Request:
Pull every line containing "flag" from the entries.

---------- Data provided ----------

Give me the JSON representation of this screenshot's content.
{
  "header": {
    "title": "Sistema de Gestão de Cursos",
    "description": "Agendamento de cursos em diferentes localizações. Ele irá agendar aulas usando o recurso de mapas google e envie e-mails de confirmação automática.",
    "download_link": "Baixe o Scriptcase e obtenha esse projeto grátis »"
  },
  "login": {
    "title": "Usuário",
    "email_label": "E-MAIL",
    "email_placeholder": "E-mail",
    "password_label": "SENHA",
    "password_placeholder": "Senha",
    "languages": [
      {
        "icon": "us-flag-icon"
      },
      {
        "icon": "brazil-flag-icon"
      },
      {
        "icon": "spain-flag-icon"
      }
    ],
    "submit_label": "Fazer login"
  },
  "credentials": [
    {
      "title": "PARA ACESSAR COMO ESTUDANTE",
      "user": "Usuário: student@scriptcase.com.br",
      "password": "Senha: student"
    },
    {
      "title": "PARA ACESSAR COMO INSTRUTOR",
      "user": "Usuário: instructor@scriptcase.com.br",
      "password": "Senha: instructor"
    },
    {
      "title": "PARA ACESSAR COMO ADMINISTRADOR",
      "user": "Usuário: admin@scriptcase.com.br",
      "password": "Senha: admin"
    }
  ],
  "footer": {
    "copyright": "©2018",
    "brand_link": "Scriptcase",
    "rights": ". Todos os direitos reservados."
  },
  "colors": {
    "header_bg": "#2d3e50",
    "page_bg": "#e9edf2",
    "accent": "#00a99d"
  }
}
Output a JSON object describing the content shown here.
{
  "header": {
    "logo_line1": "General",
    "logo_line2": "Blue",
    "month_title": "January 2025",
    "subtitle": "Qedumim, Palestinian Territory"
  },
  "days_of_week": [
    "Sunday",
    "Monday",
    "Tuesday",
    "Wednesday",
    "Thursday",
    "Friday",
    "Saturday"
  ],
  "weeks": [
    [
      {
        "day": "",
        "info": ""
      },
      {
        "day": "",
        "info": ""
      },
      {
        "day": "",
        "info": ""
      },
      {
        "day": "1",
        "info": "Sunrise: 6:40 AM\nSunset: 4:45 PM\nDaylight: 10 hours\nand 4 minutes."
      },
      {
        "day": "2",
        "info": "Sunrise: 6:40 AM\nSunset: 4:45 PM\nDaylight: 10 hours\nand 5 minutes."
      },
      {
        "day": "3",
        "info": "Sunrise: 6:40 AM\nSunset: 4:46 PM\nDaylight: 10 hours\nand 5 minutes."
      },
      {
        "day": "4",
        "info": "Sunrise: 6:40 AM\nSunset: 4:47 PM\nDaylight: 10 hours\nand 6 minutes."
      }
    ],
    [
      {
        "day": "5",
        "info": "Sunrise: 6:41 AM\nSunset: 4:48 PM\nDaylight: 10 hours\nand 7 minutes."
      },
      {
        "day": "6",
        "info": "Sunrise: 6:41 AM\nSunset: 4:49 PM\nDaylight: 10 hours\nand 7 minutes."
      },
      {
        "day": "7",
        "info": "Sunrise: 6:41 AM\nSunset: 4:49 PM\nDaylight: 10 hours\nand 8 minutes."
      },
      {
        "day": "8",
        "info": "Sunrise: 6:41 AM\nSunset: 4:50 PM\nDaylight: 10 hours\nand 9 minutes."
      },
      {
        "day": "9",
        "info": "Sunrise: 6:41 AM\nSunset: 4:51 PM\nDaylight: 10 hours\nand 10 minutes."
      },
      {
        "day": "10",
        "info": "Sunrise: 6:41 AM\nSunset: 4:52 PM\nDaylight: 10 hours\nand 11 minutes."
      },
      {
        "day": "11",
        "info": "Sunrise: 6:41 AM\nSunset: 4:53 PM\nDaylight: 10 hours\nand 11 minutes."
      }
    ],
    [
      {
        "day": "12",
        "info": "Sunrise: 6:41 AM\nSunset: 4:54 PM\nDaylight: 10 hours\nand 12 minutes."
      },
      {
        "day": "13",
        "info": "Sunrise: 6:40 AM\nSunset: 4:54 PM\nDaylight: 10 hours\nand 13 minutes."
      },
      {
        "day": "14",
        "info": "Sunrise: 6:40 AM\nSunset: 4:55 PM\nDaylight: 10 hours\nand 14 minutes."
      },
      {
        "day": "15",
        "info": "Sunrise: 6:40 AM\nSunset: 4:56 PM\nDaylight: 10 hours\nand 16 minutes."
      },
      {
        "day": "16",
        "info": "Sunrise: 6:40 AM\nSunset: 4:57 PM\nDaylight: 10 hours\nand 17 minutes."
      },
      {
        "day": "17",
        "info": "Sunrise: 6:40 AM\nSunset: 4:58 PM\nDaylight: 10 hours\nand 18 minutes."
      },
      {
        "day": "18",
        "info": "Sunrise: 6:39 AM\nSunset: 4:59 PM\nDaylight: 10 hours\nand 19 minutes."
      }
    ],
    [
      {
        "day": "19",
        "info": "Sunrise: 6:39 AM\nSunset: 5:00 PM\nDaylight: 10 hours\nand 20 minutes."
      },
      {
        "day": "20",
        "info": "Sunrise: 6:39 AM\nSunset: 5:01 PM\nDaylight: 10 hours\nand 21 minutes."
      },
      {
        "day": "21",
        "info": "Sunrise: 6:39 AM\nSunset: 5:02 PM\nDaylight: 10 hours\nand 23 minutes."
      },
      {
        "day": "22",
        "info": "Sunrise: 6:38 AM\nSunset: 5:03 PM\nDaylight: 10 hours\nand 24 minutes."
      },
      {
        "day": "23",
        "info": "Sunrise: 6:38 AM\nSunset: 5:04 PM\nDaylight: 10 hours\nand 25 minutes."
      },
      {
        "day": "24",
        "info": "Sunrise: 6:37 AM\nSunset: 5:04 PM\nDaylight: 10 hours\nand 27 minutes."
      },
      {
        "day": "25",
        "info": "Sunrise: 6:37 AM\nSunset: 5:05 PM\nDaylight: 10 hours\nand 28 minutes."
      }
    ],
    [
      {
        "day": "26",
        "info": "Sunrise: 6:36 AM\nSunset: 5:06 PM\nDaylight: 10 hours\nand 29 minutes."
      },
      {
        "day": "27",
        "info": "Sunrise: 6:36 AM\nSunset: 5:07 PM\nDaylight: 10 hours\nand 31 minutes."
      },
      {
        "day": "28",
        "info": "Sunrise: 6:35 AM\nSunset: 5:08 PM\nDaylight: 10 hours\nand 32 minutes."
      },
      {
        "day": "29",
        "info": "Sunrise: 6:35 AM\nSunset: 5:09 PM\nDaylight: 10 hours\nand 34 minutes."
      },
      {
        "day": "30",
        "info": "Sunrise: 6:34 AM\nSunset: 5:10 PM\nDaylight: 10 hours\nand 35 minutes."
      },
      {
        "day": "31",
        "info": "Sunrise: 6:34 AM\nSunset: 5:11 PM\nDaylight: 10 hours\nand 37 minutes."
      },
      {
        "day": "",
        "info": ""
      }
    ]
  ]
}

----------

Output of the exercise:
        "icon": "us-flag-icon"
        "icon": "brazil-flag-icon"
        "icon": "spain-flag-icon"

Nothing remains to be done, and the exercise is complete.